Exercise: Your answer should be a single number: the count of lines that include "this".

** begin Items **

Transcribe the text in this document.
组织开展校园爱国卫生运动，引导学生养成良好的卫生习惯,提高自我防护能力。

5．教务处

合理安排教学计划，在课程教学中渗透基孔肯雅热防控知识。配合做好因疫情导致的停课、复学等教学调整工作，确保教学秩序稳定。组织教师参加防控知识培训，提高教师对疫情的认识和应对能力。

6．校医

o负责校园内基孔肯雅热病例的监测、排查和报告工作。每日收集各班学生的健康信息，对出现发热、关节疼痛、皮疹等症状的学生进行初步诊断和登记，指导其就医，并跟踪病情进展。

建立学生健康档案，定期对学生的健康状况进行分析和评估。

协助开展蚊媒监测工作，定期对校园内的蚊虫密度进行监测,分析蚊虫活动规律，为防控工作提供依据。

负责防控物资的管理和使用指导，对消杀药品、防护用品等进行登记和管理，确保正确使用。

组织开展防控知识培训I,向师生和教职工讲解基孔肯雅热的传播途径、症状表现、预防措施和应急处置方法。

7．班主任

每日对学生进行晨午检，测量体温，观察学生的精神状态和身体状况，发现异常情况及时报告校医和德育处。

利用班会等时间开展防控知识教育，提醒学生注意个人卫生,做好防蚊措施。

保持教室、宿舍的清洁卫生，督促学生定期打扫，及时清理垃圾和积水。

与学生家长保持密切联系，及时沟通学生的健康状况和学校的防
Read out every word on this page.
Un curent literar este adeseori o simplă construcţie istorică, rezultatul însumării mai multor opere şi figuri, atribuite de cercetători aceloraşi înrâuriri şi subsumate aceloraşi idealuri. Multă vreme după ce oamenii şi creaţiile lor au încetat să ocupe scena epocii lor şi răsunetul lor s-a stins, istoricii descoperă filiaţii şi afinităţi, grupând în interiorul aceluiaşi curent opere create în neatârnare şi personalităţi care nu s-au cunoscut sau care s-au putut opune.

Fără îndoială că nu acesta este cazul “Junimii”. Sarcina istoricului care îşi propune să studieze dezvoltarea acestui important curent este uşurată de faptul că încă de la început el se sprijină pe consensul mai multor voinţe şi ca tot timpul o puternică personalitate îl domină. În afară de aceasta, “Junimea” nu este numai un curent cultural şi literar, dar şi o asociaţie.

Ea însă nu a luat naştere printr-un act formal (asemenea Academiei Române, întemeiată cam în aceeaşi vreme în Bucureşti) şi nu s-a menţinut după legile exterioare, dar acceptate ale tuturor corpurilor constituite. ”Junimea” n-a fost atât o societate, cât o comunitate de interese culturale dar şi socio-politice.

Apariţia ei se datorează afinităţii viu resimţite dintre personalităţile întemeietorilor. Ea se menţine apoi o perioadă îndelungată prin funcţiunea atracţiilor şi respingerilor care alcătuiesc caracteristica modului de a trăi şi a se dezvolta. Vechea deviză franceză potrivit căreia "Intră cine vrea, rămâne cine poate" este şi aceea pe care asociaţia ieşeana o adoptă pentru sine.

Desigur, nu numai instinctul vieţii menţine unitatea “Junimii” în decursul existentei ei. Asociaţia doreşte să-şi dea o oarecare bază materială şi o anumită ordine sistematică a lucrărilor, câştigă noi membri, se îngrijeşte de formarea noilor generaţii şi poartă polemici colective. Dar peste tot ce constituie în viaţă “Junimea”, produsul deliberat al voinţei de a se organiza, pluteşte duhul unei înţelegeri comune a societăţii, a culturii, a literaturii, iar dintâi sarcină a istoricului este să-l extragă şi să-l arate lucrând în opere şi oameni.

** end Items **

The solution: 2